Extracted data entries:
^^^^
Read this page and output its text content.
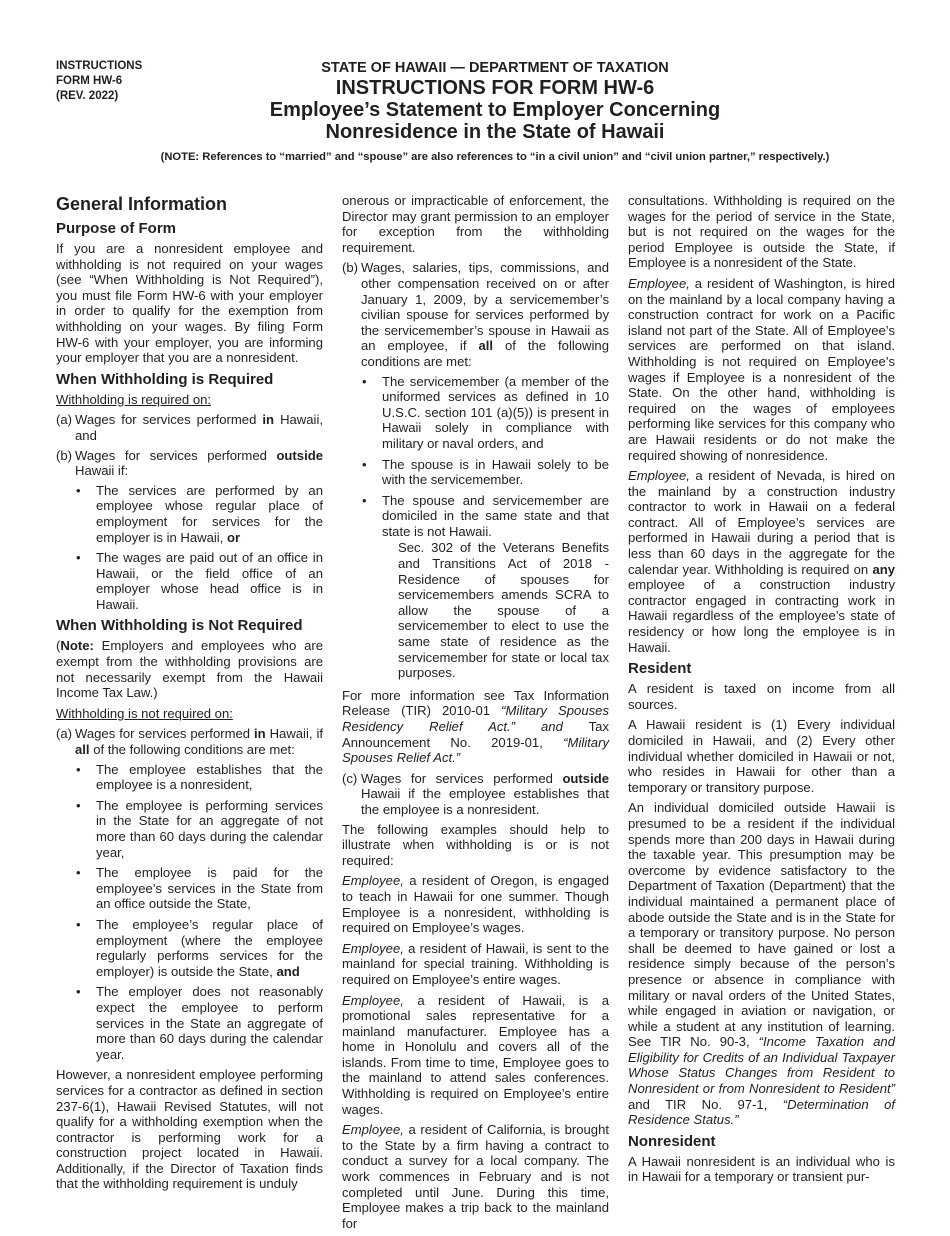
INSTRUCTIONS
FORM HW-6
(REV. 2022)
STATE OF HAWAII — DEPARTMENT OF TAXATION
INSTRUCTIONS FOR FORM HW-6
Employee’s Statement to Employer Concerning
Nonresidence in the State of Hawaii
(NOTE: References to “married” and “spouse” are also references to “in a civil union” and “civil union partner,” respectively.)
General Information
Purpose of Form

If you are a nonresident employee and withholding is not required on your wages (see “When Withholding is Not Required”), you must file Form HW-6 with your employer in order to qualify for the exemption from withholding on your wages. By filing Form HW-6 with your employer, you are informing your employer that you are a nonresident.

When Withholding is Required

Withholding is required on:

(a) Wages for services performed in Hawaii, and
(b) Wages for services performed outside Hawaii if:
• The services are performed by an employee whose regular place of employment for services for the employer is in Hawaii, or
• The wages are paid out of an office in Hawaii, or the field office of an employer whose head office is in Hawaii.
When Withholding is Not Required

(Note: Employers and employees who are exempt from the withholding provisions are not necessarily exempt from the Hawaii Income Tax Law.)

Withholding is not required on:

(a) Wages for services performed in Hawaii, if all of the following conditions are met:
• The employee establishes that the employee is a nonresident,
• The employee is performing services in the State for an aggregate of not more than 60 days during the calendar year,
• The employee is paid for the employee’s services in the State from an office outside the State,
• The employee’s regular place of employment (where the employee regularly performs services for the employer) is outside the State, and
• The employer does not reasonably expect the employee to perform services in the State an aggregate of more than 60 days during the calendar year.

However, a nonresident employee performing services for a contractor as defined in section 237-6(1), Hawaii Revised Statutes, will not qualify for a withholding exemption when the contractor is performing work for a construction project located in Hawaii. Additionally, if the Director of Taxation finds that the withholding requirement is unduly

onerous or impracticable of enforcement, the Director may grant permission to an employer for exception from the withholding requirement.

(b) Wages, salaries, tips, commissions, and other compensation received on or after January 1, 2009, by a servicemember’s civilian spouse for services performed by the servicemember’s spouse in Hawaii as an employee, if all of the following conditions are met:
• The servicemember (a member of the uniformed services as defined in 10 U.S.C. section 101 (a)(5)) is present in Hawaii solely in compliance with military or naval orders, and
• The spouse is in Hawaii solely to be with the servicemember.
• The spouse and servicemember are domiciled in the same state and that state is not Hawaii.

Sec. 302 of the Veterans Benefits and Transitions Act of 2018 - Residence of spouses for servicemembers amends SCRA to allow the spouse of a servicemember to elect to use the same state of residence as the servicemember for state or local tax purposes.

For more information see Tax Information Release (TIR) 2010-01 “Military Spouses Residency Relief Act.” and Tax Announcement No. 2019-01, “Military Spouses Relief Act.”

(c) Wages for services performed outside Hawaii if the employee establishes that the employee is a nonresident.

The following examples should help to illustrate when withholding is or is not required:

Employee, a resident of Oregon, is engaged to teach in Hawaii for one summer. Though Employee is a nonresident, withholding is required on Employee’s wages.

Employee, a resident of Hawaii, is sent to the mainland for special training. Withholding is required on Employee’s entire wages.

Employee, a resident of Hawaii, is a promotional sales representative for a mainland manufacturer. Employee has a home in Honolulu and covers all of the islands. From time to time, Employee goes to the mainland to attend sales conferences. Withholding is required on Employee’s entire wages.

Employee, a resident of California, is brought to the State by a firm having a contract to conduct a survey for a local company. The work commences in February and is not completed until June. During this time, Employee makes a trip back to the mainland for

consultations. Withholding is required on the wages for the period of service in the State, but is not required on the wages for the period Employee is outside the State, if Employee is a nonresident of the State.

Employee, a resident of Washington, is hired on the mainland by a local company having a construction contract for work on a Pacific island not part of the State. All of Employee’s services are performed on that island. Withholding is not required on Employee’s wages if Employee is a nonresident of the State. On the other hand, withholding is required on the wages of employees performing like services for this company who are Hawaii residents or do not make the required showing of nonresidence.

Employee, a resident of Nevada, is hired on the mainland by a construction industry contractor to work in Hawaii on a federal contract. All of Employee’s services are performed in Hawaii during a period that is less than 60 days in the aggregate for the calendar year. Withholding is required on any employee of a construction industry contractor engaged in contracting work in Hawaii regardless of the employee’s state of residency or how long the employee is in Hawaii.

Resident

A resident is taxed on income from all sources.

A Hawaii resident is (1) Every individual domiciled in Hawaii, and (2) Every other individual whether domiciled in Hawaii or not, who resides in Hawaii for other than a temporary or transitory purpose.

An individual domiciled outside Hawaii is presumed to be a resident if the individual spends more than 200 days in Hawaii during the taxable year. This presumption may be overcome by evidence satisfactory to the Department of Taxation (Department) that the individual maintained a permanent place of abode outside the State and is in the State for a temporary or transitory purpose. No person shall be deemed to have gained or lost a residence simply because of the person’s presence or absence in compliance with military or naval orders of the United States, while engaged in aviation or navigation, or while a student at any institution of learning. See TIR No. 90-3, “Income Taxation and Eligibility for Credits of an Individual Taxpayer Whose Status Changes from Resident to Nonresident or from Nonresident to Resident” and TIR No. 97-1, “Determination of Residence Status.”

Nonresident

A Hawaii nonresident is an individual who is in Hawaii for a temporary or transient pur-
^^^^
Brief: Repeat all the records above exactly, leaving out any pictures.

Correct result:
Read this page and output its text content.
INSTRUCTIONS
FORM HW-6
(REV. 2022)
STATE OF HAWAII — DEPARTMENT OF TAXATION
INSTRUCTIONS FOR FORM HW-6
Employee’s Statement to Employer Concerning
Nonresidence in the State of Hawaii
(NOTE: References to “married” and “spouse” are also references to “in a civil union” and “civil union partner,” respectively.)
General Information
Purpose of Form

If you are a nonresident employee and withholding is not required on your wages (see “When Withholding is Not Required”), you must file Form HW-6 with your employer in order to qualify for the exemption from withholding on your wages. By filing Form HW-6 with your employer, you are informing your employer that you are a nonresident.

When Withholding is Required

Withholding is required on:

(a) Wages for services performed in Hawaii, and
(b) Wages for services performed outside Hawaii if:
• The services are performed by an employee whose regular place of employment for services for the employer is in Hawaii, or
• The wages are paid out of an office in Hawaii, or the field office of an employer whose head office is in Hawaii.
When Withholding is Not Required

(Note: Employers and employees who are exempt from the withholding provisions are not necessarily exempt from the Hawaii Income Tax Law.)

Withholding is not required on:

(a) Wages for services performed in Hawaii, if all of the following conditions are met:
• The employee establishes that the employee is a nonresident,
• The employee is performing services in the State for an aggregate of not more than 60 days during the calendar year,
• The employee is paid for the employee’s services in the State from an office outside the State,
• The employee’s regular place of employment (where the employee regularly performs services for the employer) is outside the State, and
• The employer does not reasonably expect the employee to perform services in the State an aggregate of more than 60 days during the calendar year.

However, a nonresident employee performing services for a contractor as defined in section 237-6(1), Hawaii Revised Statutes, will not qualify for a withholding exemption when the contractor is performing work for a construction project located in Hawaii. Additionally, if the Director of Taxation finds that the withholding requirement is unduly

onerous or impracticable of enforcement, the Director may grant permission to an employer for exception from the withholding requirement.

(b) Wages, salaries, tips, commissions, and other compensation received on or after January 1, 2009, by a servicemember’s civilian spouse for services performed by the servicemember’s spouse in Hawaii as an employee, if all of the following conditions are met:
• The servicemember (a member of the uniformed services as defined in 10 U.S.C. section 101 (a)(5)) is present in Hawaii solely in compliance with military or naval orders, and
• The spouse is in Hawaii solely to be with the servicemember.
• The spouse and servicemember are domiciled in the same state and that state is not Hawaii.

Sec. 302 of the Veterans Benefits and Transitions Act of 2018 - Residence of spouses for servicemembers amends SCRA to allow the spouse of a servicemember to elect to use the same state of residence as the servicemember for state or local tax purposes.

For more information see Tax Information Release (TIR) 2010-01 “Military Spouses Residency Relief Act.” and Tax Announcement No. 2019-01, “Military Spouses Relief Act.”

(c) Wages for services performed outside Hawaii if the employee establishes that the employee is a nonresident.

The following examples should help to illustrate when withholding is or is not required:

Employee, a resident of Oregon, is engaged to teach in Hawaii for one summer. Though Employee is a nonresident, withholding is required on Employee’s wages.

Employee, a resident of Hawaii, is sent to the mainland for special training. Withholding is required on Employee’s entire wages.

Employee, a resident of Hawaii, is a promotional sales representative for a mainland manufacturer. Employee has a home in Honolulu and covers all of the islands. From time to time, Employee goes to the mainland to attend sales conferences. Withholding is required on Employee’s entire wages.

Employee, a resident of California, is brought to the State by a firm having a contract to conduct a survey for a local company. The work commences in February and is not completed until June. During this time, Employee makes a trip back to the mainland for

consultations. Withholding is required on the wages for the period of service in the State, but is not required on the wages for the period Employee is outside the State, if Employee is a nonresident of the State.

Employee, a resident of Washington, is hired on the mainland by a local company having a construction contract for work on a Pacific island not part of the State. All of Employee’s services are performed on that island. Withholding is not required on Employee’s wages if Employee is a nonresident of the State. On the other hand, withholding is required on the wages of employees performing like services for this company who are Hawaii residents or do not make the required showing of nonresidence.

Employee, a resident of Nevada, is hired on the mainland by a construction industry contractor to work in Hawaii on a federal contract. All of Employee’s services are performed in Hawaii during a period that is less than 60 days in the aggregate for the calendar year. Withholding is required on any employee of a construction industry contractor engaged in contracting work in Hawaii regardless of the employee’s state of residency or how long the employee is in Hawaii.

Resident

A resident is taxed on income from all sources.

A Hawaii resident is (1) Every individual domiciled in Hawaii, and (2) Every other individual whether domiciled in Hawaii or not, who resides in Hawaii for other than a temporary or transitory purpose.

An individual domiciled outside Hawaii is presumed to be a resident if the individual spends more than 200 days in Hawaii during the taxable year. This presumption may be overcome by evidence satisfactory to the Department of Taxation (Department) that the individual maintained a permanent place of abode outside the State and is in the State for a temporary or transitory purpose. No person shall be deemed to have gained or lost a residence simply because of the person’s presence or absence in compliance with military or naval orders of the United States, while engaged in aviation or navigation, or while a student at any institution of learning. See TIR No. 90-3, “Income Taxation and Eligibility for Credits of an Individual Taxpayer Whose Status Changes from Resident to Nonresident or from Nonresident to Resident” and TIR No. 97-1, “Determination of Residence Status.”

Nonresident

A Hawaii nonresident is an individual who is in Hawaii for a temporary or transient pur-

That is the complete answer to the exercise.